**Stated goal**
Select all lines holding the word "this" from the entries that follow.

Collected data entries
▶

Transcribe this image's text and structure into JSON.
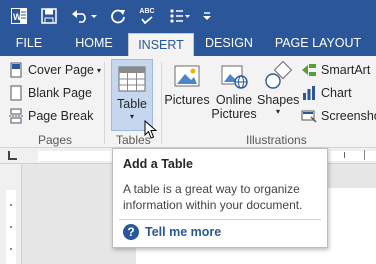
{
  "quick_access": {
    "word_icon": "word-app-icon",
    "save_icon": "save-icon",
    "undo_icon": "undo-icon",
    "redo_icon": "redo-icon",
    "spelling_icon": "spelling-abc-icon",
    "spelling_label": "ABC",
    "bullets_icon": "bullets-icon",
    "customize_icon": "customize-qat-icon"
  },
  "tabs": [
    {
      "label": "FILE"
    },
    {
      "label": "HOME"
    },
    {
      "label": "INSERT",
      "active": true
    },
    {
      "label": "DESIGN"
    },
    {
      "label": "PAGE LAYOUT"
    }
  ],
  "ribbon": {
    "pages_group": {
      "label": "Pages",
      "cover_page": "Cover Page",
      "blank_page": "Blank Page",
      "page_break": "Page Break"
    },
    "tables_group": {
      "label": "Tables",
      "table": "Table"
    },
    "illustrations_group": {
      "label": "Illustrations",
      "pictures": "Pictures",
      "online_pictures_1": "Online",
      "online_pictures_2": "Pictures",
      "shapes": "Shapes",
      "smartart": "SmartArt",
      "chart": "Chart",
      "screenshot": "Screenshot"
    }
  },
  "tooltip": {
    "title": "Add a Table",
    "body": "A table is a great way to organize information within your document.",
    "help_label": "Tell me more"
  },
  "colors": {
    "accent": "#2b579a",
    "ribbon_bg": "#f3f3f3",
    "table_highlight": "#c5d7ef"
  }
}
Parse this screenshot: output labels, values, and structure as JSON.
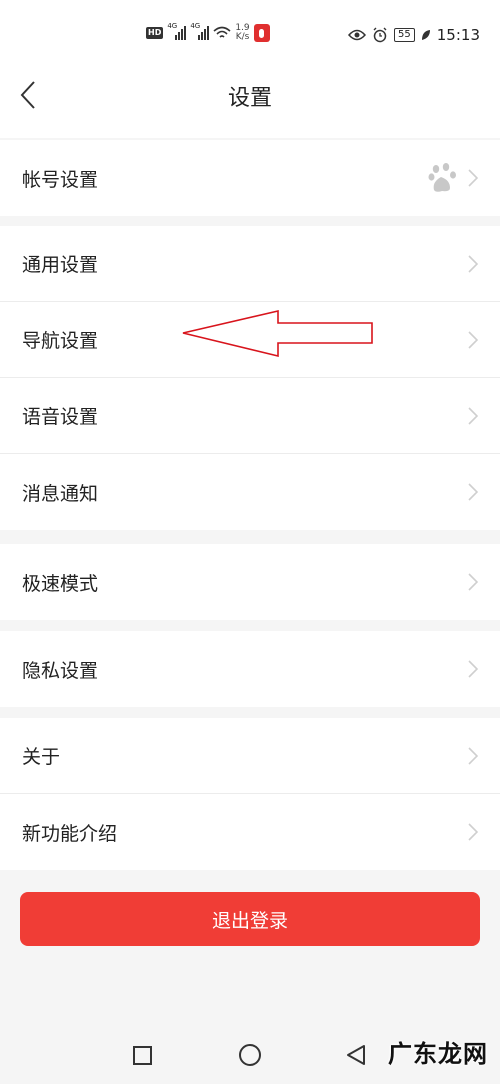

◀

**Written response**
Transcribe this image's text and structure into JSON.
Parse this screenshot: output labels, values, and structure as JSON.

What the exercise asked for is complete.